Intimidation Between the Minutes

YouTube video of March 7, 2010 drama

"He advanced on me yelling and shaking his finger during a meeting I was chairing. I thought he was going to hit me." --Sasha Futran

by Daniel Borgström

Board meetings can be dull, but not the one held on March 7, 2010. Sasha Futran was chairing, and Conn "Ringo" Hallinan spoke out of turn, interrupting Tracy Rosenberg. Sasha called him to order, and he bellowed back "YOU are out of order!"

Conn Hallinan had been board chair till last fall, when his faction, the CL'ers ("Concerned Listeners", now "
Save KPFA") narrowly lost their majority in the KPFA election. They were unhappy about that, and, despite being the minority, were agitating to reclaim some or perhaps even all the officer positions of the board, an agenda which might enable them to reassert their control of the station and continue their opaque, top-down style of management that has gotten KPFA into financial jeopardy. As always, the CL'ers were in lock step, taking turns presenting their case, some being nice and some nasty. A good-cop-bad-cop sort of thing. It began to look as if this had been planned out, with Conn assigned to the nasty-guy role.

The outburst was brief and discussion returned to a calmer manner. But the subject had not changed, the CL'ers continuing to take up meeting time pushing their agenda. After two or three CL'ers spoke, Sureya Sayadi defended her side, the ICR ("Independents for Community Radio"), who are the new majority on this board.

"This sounds like bullying to me," she said, referring to the CL'ers' agenda. There'd been an election, she reminded them, and saw no reason to hand the board offices back over to the CL'ers. "You guys were controlling finances--" and she was interrupted by Conn Hallinan, his second outburst that day.

"Call the fucking member to order!" Conn shouted into the mike.

"Conn! Conn!" said Sasha. "I'm going to call YOU to order. Okay?"

"You can TRY!" Conn yelled back at Sasha, going on to accuse Sureya of abusive, personal insults.

"What was personal about that?' Sasha asked, and, not getting a satisfactory answer, repeated her question. "WHAT was personal about that?"

Conn left his seat at the far end of the table and advanced pugilistically towards the chair, pointing his finger at her and shouting as he approached.

"Sit! Sit! Sit!" Sasha ordered. In her other life she's a dog trainer, and at this moment she looked to be on automatic pilot. "Do I need to use positive reinforcement dog training on you? Sit!"

Conn did not sit. He continued his menacing advance, his voice resounding off the walls and filling the room with apprehension. Finally, with only a narrow table between them, Conn halted and stood there shouting at Sasha, point blank. Sureya had engaged in a personal attack, he boomed out, waving his finger.

"That was NOT personal!" Sasha told him, but Conn kept yelling. "Who did [Sureya] name?" Sasha demanded to know.

Watching from the back of the room, I sat there stunned, feeling I should do something. Maybe the rest were as immobilized as I was. The scene might have lasted thirty seconds, but time slows down at critical moments. After an eternity, someone in the audience had the presence of mind to call out, "Conn, you're
being videotaped!" I think it was Richard Phelps.

"WHO did she name?" Sasha repeated her question to Conn.

Pointing now at Andrea Prichett, Conn barked, "ASK HER!" And with that, Conn turned about and marched back to his seat, leaving us all to wonder what he meant by telling the Chair to ask Andrea. (Later I asked Andrea, and she didn't know either.)

● **Exercise input**:
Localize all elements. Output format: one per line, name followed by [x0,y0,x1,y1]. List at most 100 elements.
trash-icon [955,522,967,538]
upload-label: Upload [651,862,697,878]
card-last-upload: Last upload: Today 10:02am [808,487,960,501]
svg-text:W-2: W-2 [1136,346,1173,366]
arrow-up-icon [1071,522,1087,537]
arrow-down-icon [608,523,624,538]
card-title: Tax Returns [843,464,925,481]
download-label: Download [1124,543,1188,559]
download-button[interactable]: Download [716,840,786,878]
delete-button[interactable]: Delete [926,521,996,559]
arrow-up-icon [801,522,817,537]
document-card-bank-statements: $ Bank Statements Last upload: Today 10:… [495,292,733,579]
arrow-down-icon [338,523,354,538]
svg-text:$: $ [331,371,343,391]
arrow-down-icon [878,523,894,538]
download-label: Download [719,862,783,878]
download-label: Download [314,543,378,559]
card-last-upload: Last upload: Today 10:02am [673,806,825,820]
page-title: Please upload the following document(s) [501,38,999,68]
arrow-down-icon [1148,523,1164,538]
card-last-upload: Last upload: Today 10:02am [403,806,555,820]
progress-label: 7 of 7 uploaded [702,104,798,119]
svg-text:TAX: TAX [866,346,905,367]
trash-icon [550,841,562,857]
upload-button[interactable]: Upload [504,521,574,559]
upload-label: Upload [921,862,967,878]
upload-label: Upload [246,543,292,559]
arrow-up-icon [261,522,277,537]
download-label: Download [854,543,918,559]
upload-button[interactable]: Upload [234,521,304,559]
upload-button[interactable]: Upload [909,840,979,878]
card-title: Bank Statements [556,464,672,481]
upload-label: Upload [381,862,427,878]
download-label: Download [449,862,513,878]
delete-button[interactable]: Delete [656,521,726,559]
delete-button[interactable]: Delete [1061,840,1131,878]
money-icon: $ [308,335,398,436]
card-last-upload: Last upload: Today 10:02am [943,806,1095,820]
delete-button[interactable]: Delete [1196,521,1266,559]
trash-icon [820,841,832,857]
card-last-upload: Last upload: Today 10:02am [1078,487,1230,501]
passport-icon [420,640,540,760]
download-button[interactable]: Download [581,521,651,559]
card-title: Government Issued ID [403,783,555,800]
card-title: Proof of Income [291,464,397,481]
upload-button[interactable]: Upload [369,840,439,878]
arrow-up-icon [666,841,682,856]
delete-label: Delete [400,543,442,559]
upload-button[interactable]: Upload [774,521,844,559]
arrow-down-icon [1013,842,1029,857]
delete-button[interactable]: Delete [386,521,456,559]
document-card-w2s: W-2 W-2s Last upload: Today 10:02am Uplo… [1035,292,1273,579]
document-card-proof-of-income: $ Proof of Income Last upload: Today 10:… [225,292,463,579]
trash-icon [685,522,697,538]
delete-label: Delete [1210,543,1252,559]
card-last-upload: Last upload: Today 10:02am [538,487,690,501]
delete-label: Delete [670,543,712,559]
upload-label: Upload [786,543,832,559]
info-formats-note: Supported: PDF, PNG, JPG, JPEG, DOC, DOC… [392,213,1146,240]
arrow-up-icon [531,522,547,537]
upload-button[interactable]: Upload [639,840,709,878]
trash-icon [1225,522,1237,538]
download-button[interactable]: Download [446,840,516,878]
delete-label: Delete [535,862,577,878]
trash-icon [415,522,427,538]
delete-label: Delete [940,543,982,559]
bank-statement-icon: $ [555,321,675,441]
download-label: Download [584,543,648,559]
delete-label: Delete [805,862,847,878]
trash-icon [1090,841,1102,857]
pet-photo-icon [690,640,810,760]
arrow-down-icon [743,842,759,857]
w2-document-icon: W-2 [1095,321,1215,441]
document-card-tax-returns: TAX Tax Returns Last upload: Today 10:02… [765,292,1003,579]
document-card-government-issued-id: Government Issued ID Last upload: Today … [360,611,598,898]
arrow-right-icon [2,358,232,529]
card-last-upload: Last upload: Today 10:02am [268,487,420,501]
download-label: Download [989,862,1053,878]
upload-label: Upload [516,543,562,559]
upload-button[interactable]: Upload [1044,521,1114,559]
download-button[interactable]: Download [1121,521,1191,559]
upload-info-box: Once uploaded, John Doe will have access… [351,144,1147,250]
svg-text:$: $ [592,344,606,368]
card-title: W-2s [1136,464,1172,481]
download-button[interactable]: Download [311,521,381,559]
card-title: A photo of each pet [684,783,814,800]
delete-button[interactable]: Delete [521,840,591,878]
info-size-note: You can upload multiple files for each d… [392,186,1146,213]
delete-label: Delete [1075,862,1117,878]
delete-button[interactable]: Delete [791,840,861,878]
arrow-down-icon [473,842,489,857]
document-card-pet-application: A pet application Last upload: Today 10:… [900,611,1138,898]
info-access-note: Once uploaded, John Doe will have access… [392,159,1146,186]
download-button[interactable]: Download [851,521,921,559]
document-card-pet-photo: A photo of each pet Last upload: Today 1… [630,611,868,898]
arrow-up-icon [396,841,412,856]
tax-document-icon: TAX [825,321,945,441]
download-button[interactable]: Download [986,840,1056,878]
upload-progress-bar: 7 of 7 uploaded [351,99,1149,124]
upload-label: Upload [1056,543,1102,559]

● **Exercise tasks**:
- a) Summarize the article about the March 7, 2010 board meeting in two sentences.
- b) Please copy everything in the entries from their start down through the line that contains "document-card-bank-statements: $ Bank".

● **The responses**:
- a) At the March 7, 2010 board meeting chaired by Sasha Futran, Conn Hallinan, whose CL'er faction had narrowly lost its majority in the KPFA election, twice interrupted speakers and shouted at the chair. After Sureya Sayadi called the CL'ers' agenda bullying, he advanced on Sasha yelling and waving his finger, ignored her orders to sit, and finally marched back to his seat after telling her to ask Andrea Prichett.

- b)
Localize all elements. Output format: one per line, name followed by [x0,y0,x1,y1]. List at most 100 elements.
trash-icon [955,522,967,538]
upload-label: Upload [651,862,697,878]
card-last-upload: Last upload: Today 10:02am [808,487,960,501]
svg-text:W-2: W-2 [1136,346,1173,366]
arrow-up-icon [1071,522,1087,537]
arrow-down-icon [608,523,624,538]
card-title: Tax Returns [843,464,925,481]
download-label: Download [1124,543,1188,559]
download-button[interactable]: Download [716,840,786,878]
delete-button[interactable]: Delete [926,521,996,559]
arrow-up-icon [801,522,817,537]
document-card-bank-statements: $ Bank Statements Last upload: Today 10:… [495,292,733,579]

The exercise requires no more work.